▶ Excerpted text:
Personal information
- Born: 8 April 1936 Rosenovo, Burgas Region, Bulgaria
- Died: 5 July 2003 (aged 67) Burgas, Bulgaria
- Height: 175 cm (5 ft 9 in)

Sport
- Sport: Freestyle wrestling
- Club: Chernomorets Burgas

Medal record
Men's freestyle wrestling
Representing Bulgaria
Olympic Games
| Gold medal – first place | 1964 Tokyo | 87 kg |
| Bronze medal – third place | 1968 Mexico City | 87 kg |
World Championships
| Gold medal – first place | 1963 Sofia | 87 kg |
| Bronze medal – third place | 1965 Manchester | 87 kg |
| Gold medal – first place | 1966 Toledo | 87 kg |
European Championships
| Bronze medal – third place | 1967 Istanbul | 87 kg |
| Silver medal – second place | 1968 Skopje | 87 kg |

= Prodan Gardzhev =

Bulgarian freestyle wrestler

Prodan Stoyanov Gardzhev (Продан Стоянов Гарджев, 8 April 1936 – 5 July 2003) was a Bulgarian middleweight freestyle wrestler. He competed at the 1960, 1964 and 1968 Olympics and won a gold medal in 1964 and a bronze in 1968. Gardzhev held the world title in 1963 and 1966 and placed third in 1965.

▶ Task directions:
Copy the entire profile of Prodan Gardzhev word for word.

(Document structure recognition data)
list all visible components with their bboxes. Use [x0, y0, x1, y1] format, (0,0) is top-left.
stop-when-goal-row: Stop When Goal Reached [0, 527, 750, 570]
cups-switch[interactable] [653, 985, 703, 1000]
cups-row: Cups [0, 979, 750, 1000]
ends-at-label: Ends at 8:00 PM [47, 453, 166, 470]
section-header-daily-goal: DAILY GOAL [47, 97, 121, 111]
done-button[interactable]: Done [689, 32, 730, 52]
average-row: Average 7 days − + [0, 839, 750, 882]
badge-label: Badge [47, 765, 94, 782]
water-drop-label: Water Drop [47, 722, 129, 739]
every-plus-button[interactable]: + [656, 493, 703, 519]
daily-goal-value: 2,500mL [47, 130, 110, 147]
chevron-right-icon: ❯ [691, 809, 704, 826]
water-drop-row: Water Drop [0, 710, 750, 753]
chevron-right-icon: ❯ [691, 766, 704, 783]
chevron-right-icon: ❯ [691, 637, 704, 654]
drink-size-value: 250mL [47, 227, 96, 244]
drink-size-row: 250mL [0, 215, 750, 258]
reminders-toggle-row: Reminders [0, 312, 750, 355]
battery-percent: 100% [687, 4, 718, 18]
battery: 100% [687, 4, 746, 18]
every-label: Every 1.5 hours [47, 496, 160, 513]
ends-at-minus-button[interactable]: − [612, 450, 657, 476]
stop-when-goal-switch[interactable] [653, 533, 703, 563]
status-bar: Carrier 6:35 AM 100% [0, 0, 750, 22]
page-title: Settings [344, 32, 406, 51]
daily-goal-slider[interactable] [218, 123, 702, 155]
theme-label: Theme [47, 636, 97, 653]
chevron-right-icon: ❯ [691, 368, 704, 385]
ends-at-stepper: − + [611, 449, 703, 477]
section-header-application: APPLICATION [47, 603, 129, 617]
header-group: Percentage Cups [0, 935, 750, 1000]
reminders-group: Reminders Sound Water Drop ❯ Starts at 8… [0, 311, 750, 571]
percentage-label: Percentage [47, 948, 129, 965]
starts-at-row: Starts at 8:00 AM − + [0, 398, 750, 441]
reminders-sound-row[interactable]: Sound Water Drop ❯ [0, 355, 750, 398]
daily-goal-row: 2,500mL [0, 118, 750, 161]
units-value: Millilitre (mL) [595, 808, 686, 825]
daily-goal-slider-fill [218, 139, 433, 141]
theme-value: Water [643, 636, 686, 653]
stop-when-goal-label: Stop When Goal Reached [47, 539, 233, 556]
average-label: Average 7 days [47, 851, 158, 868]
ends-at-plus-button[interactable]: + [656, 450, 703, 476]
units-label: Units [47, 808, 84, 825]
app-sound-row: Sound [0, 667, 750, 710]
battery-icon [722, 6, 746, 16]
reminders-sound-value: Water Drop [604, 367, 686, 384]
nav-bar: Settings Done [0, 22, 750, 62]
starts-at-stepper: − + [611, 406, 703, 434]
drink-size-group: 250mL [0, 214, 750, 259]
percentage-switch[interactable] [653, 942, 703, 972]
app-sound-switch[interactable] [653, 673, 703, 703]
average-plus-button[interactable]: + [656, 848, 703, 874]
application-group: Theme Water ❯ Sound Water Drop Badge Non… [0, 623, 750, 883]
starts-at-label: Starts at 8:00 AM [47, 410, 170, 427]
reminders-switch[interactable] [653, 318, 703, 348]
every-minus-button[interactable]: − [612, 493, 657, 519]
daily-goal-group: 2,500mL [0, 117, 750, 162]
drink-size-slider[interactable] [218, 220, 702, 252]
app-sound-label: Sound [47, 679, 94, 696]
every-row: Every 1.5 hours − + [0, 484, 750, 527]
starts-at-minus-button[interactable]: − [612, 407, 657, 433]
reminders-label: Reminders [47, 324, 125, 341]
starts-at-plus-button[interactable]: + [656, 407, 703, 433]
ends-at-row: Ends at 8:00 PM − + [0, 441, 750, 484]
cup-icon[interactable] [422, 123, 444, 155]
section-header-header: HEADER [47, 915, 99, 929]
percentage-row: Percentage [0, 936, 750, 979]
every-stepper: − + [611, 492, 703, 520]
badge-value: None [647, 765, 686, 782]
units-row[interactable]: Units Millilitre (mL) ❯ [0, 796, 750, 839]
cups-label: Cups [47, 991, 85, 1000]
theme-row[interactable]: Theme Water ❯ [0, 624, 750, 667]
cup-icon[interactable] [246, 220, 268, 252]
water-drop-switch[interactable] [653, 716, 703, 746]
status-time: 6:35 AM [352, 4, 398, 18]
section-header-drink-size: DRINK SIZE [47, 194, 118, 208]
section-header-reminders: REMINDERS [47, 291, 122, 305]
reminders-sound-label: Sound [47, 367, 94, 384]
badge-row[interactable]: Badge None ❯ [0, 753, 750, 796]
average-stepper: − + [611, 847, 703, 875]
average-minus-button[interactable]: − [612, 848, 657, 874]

▶ Response to the exercise:
Personal information
- Born: 8 April 1936 Rosenovo, Burgas Region, Bulgaria
- Died: 5 July 2003 (aged 67) Burgas, Bulgaria
- Height: 175 cm (5 ft 9 in)

Sport
- Sport: Freestyle wrestling
- Club: Chernomorets Burgas

Medal record
Men's freestyle wrestling
Representing Bulgaria
Olympic Games
| Gold medal – first place | 1964 Tokyo | 87 kg |
| Bronze medal – third place | 1968 Mexico City | 87 kg |
World Championships
| Gold medal – first place | 1963 Sofia | 87 kg |
| Bronze medal – third place | 1965 Manchester | 87 kg |
| Gold medal – first place | 1966 Toledo | 87 kg |
European Championships
| Bronze medal – third place | 1967 Istanbul | 87 kg |
| Silver medal – second place | 1968 Skopje | 87 kg |

= Prodan Gardzhev =

Bulgarian freestyle wrestler

Prodan Stoyanov Gardzhev (Продан Стоянов Гарджев, 8 April 1936 – 5 July 2003) was a Bulgarian middleweight freestyle wrestler. He competed at the 1960, 1964 and 1968 Olympics and won a gold medal in 1964 and a bronze in 1968. Gardzhev held the world title in 1963 and 1966 and placed third in 1965.